§ OBJECTIVE: Render the material again word for word, skipping the pictures in it.

§ DATA PROVIDED:

>>>

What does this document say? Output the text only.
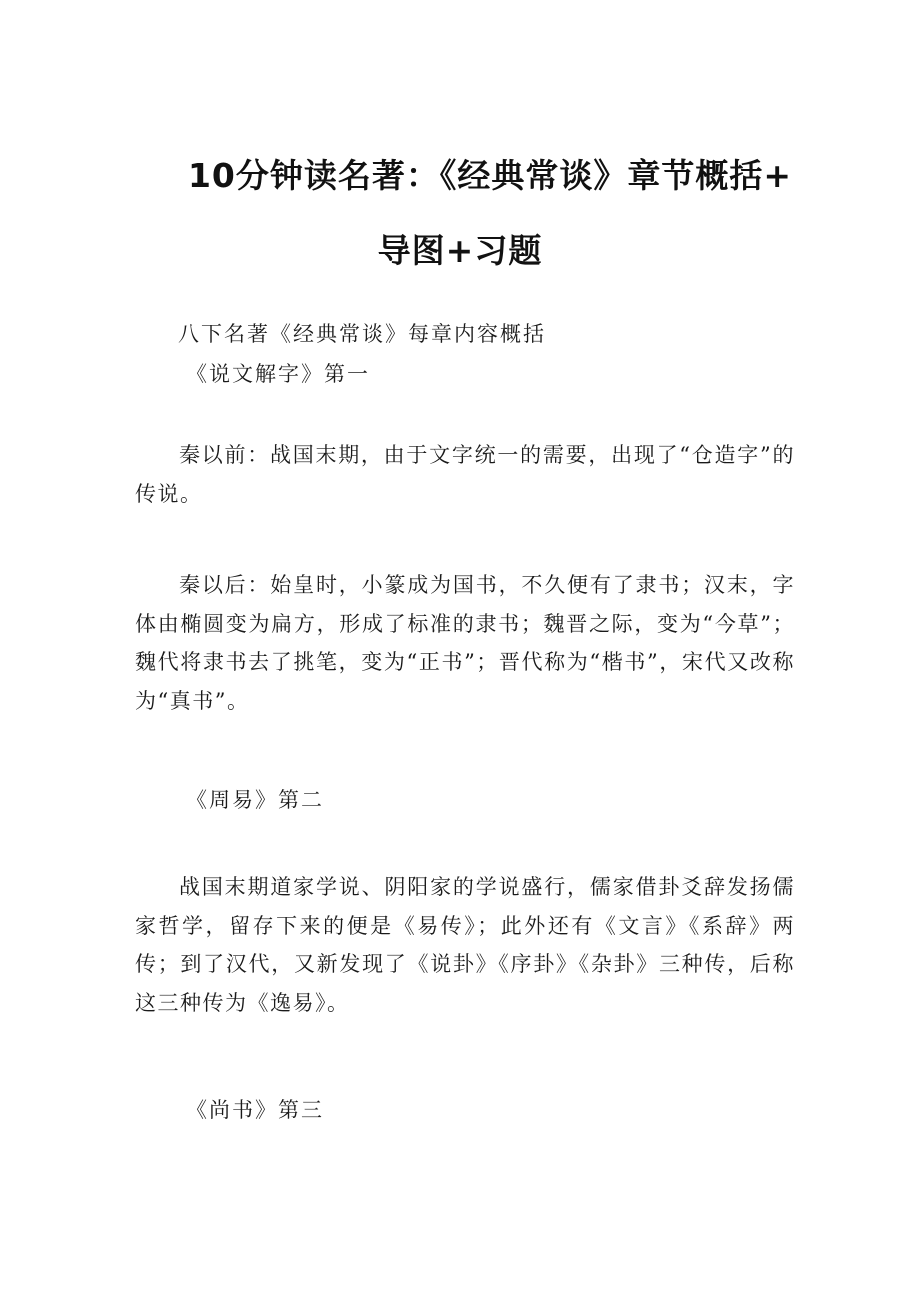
10分钟读名著：《经典常谈》章节概括+
导图+习题
八下名著《经典常谈》每章内容概括
《说文解字》第一
秦以前：战国末期，由于文字统一的需要，出现了“仓造字”的传说。
秦以后：始皇时，小篆成为国书，不久便有了隶书；汉末，字体由椭圆变为扁方，形成了标准的隶书；魏晋之际，变为“今草”；魏代将隶书去了挑笔，变为“正书”；晋代称为“楷书”，宋代又改称为“真书”。
《周易》第二
战国末期道家学说、阴阳家的学说盛行，儒家借卦爻辞发扬儒家哲学，留存下来的便是《易传》；此外还有《文言》《系辞》两传；到了汉代，又新发现了《说卦》《序卦》《杂卦》三种传，后称这三种传为《逸易》。
《尚书》第三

<<<

§ EXERCISE SOLUTION:
What does this document say? Output the text only.
10分钟读名著：《经典常谈》章节概括+
导图+习题
八下名著《经典常谈》每章内容概括
《说文解字》第一
秦以前：战国末期，由于文字统一的需要，出现了“仓造字”的传说。
秦以后：始皇时，小篆成为国书，不久便有了隶书；汉末，字体由椭圆变为扁方，形成了标准的隶书；魏晋之际，变为“今草”；魏代将隶书去了挑笔，变为“正书”；晋代称为“楷书”，宋代又改称为“真书”。
《周易》第二
战国末期道家学说、阴阳家的学说盛行，儒家借卦爻辞发扬儒家哲学，留存下来的便是《易传》；此外还有《文言》《系辞》两传；到了汉代，又新发现了《说卦》《序卦》《杂卦》三种传，后称这三种传为《逸易》。
《尚书》第三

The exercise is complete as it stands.